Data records

+-------+

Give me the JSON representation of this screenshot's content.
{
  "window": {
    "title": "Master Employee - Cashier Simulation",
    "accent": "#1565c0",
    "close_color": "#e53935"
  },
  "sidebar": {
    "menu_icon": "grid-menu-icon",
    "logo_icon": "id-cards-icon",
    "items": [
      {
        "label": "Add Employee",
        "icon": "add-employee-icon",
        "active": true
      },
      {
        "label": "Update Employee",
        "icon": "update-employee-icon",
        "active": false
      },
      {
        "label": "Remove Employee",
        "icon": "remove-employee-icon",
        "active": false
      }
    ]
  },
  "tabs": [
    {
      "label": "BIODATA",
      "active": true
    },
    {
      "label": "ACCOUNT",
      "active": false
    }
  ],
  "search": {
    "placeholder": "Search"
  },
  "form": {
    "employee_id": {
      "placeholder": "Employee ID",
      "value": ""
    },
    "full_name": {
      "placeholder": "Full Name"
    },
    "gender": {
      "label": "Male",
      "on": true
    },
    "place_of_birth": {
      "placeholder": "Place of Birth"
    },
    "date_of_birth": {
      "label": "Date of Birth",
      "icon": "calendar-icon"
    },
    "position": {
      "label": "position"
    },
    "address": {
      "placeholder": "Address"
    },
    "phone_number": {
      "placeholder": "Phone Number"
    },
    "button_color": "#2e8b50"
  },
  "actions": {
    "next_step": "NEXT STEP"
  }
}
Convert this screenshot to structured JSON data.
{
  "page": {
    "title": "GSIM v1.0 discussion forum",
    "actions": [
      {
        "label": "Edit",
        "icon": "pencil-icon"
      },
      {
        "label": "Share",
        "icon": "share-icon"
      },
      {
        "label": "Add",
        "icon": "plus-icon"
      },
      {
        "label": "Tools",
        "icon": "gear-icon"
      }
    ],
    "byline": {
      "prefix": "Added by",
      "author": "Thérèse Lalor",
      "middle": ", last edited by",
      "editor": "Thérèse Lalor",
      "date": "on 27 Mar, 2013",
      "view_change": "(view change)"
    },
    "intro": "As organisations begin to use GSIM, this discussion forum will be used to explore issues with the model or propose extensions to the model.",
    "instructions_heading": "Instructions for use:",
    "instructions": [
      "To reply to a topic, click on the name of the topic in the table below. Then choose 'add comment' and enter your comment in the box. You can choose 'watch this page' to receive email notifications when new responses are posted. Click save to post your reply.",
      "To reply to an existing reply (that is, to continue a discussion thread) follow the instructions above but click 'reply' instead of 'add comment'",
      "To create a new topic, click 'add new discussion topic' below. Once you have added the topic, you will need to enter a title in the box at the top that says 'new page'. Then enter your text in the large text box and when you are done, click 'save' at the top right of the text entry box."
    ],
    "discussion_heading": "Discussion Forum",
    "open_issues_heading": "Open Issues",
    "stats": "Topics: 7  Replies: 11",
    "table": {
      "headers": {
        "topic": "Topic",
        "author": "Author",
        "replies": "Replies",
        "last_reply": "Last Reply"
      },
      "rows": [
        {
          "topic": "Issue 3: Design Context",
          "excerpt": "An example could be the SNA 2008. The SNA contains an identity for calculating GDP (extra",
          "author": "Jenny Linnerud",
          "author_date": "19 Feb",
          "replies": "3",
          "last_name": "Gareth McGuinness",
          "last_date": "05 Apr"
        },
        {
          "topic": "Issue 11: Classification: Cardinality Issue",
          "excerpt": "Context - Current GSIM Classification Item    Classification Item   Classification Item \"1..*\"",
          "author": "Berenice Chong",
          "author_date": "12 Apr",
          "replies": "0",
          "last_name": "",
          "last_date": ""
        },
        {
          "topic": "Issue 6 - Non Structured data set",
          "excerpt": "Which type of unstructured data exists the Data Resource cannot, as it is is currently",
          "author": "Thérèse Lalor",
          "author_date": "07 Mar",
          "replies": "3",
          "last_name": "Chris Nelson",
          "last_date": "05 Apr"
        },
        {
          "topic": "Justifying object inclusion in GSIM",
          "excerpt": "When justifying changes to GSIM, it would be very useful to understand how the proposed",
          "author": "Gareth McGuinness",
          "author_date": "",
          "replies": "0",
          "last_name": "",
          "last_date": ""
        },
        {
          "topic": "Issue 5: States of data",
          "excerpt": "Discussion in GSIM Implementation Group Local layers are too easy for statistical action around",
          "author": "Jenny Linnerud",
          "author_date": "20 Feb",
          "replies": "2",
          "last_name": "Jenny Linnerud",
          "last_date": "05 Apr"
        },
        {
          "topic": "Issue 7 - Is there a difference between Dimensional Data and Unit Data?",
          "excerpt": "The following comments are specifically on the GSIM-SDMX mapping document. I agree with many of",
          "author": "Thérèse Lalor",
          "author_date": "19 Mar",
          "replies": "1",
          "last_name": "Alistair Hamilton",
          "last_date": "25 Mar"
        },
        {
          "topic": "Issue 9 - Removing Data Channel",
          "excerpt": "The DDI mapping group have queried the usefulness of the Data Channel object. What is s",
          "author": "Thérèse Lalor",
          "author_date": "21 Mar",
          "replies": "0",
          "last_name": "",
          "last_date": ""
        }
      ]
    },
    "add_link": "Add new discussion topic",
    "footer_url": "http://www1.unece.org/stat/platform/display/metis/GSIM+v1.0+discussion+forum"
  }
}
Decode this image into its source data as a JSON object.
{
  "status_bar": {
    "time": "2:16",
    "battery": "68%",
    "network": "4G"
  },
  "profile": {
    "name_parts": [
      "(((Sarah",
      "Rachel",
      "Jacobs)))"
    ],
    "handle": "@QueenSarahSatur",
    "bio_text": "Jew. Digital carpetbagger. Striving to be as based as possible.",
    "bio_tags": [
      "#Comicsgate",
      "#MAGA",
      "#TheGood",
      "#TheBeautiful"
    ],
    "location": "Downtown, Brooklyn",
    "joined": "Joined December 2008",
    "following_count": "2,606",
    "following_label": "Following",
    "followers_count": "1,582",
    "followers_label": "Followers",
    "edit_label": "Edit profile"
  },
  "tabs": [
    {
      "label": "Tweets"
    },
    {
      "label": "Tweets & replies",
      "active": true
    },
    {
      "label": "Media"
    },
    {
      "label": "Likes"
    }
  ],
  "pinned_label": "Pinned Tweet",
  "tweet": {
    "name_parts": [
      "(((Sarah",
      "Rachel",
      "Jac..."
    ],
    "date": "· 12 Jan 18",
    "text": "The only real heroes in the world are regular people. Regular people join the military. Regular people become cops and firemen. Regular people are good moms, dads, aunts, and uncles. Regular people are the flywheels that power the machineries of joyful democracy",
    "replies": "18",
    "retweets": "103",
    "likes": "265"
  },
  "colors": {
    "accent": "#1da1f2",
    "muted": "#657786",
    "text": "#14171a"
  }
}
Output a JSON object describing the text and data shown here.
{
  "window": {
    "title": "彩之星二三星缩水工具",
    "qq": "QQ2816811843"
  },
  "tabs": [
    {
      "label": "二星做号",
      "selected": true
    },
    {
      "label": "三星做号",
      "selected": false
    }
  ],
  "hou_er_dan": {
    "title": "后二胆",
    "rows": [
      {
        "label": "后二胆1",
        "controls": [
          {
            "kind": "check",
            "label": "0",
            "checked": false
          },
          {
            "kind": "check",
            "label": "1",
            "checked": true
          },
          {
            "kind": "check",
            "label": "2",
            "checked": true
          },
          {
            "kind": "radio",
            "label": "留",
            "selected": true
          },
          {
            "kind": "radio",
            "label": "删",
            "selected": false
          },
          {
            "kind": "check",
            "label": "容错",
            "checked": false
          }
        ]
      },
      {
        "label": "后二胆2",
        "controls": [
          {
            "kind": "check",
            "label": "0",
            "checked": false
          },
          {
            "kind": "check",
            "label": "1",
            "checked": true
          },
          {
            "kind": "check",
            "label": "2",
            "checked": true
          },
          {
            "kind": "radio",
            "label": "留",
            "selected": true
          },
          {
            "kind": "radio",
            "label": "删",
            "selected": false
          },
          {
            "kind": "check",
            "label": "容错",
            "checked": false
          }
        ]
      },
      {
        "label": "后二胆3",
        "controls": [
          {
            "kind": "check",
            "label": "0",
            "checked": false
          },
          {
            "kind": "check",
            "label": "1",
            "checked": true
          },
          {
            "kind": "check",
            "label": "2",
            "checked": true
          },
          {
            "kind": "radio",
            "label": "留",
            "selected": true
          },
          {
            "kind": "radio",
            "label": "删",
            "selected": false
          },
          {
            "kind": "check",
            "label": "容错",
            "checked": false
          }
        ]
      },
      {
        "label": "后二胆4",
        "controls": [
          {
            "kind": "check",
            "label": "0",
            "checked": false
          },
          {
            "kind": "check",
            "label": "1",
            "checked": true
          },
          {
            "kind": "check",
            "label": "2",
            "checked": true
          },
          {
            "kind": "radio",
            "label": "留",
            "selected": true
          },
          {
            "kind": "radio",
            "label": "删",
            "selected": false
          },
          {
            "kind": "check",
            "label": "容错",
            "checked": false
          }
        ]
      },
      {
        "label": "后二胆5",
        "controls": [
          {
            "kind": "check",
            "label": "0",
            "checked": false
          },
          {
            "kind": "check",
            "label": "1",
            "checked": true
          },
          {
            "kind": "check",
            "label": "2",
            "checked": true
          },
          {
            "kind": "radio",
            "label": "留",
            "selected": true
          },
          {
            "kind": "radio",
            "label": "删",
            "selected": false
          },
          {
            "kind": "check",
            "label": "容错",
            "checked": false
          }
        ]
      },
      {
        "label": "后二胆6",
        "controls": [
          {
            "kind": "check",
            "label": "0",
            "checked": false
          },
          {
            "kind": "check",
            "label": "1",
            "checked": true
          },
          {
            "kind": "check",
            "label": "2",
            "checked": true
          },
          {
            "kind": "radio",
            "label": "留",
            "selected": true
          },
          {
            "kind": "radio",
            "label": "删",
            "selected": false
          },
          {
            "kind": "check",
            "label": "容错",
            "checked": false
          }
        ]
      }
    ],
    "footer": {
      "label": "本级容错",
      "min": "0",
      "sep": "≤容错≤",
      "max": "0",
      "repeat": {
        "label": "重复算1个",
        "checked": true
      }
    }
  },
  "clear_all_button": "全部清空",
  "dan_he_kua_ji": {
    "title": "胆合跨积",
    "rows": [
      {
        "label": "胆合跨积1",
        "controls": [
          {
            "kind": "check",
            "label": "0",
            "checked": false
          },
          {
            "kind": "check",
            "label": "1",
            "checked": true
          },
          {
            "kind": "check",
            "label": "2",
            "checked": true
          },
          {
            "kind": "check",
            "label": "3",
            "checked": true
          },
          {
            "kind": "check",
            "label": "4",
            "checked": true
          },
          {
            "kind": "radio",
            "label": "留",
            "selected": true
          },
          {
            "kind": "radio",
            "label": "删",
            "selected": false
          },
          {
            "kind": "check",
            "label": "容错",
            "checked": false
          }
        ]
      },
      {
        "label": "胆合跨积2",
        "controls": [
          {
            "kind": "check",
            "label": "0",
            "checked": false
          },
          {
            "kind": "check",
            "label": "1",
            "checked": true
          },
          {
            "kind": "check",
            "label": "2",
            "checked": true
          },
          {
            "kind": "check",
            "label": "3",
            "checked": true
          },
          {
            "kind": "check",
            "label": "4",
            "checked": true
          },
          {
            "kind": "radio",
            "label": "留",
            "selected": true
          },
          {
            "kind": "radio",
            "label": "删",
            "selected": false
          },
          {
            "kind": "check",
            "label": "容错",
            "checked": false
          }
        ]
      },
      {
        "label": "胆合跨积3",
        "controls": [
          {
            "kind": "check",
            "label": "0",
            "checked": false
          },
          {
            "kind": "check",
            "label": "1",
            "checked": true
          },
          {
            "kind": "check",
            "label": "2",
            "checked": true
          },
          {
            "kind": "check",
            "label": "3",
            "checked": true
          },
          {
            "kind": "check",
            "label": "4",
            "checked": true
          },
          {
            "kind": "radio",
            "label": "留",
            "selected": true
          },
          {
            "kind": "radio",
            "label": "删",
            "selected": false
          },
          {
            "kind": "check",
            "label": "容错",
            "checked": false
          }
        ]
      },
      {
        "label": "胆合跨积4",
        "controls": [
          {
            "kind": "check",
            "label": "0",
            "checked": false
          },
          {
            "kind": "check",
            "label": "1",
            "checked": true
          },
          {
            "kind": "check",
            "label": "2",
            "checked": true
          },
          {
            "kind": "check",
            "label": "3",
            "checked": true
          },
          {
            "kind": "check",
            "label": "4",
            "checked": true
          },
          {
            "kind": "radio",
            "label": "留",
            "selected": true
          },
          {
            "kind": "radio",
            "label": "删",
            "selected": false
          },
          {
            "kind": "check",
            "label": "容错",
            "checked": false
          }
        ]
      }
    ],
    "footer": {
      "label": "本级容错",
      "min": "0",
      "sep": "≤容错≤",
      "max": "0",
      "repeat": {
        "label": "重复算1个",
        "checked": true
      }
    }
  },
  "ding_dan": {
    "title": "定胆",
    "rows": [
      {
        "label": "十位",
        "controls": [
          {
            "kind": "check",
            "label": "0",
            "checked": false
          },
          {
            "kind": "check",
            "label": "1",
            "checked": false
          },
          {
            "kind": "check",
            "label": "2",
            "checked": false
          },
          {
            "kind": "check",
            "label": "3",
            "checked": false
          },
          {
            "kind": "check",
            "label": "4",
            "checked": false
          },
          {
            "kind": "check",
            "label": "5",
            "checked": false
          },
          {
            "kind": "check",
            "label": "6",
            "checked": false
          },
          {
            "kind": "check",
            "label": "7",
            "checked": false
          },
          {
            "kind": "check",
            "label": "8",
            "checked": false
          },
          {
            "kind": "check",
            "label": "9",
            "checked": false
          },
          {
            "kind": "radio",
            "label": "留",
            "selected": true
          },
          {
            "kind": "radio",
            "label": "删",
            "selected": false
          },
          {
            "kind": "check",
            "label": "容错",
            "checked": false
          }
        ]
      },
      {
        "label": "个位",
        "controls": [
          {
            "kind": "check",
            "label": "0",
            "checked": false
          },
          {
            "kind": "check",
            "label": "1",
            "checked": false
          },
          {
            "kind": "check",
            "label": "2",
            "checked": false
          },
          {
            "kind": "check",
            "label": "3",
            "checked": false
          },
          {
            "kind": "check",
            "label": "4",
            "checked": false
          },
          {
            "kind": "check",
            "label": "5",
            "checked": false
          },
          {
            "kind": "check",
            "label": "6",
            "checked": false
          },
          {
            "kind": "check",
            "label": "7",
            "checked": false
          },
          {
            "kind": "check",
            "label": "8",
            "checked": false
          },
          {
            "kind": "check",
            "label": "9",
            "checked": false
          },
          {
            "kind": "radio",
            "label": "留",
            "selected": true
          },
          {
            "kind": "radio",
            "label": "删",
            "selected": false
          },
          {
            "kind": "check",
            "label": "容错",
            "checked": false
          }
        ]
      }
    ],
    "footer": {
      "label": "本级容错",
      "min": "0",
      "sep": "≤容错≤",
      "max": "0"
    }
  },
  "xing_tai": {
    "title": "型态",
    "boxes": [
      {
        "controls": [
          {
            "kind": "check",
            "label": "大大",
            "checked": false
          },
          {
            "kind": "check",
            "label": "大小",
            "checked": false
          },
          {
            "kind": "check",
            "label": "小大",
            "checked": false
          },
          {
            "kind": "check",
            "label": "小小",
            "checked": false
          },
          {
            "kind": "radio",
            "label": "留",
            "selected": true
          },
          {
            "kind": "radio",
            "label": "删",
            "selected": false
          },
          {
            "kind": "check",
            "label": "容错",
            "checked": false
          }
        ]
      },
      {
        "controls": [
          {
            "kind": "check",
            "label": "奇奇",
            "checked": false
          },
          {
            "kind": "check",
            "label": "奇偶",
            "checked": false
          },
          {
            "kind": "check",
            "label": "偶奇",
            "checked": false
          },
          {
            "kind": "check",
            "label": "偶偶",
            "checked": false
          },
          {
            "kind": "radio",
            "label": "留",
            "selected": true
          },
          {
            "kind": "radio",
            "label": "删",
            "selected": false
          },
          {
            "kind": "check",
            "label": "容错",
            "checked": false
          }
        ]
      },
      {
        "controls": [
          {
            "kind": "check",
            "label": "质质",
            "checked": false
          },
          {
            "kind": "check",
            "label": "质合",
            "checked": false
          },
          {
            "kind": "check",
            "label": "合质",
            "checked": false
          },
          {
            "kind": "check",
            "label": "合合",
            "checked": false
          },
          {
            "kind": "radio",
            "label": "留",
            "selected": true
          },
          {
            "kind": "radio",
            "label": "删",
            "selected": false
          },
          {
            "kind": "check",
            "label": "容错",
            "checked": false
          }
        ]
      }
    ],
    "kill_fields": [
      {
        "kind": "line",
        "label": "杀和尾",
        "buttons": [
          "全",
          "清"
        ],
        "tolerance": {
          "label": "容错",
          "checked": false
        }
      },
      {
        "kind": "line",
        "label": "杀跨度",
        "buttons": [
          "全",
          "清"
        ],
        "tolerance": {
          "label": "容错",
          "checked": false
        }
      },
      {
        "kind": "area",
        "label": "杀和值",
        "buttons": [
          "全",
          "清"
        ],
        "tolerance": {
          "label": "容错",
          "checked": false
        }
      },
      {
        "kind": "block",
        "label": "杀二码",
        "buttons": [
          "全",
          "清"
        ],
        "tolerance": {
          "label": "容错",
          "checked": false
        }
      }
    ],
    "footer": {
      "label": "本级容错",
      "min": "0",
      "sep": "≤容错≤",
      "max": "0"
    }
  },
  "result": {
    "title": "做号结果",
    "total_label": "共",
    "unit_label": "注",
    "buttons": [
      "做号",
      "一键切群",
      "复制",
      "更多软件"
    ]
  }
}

+-------+

From the entries above, extract each line containing "McGuinness".

          "last_name": "Gareth McGuinness",
          "author": "Gareth McGuinness",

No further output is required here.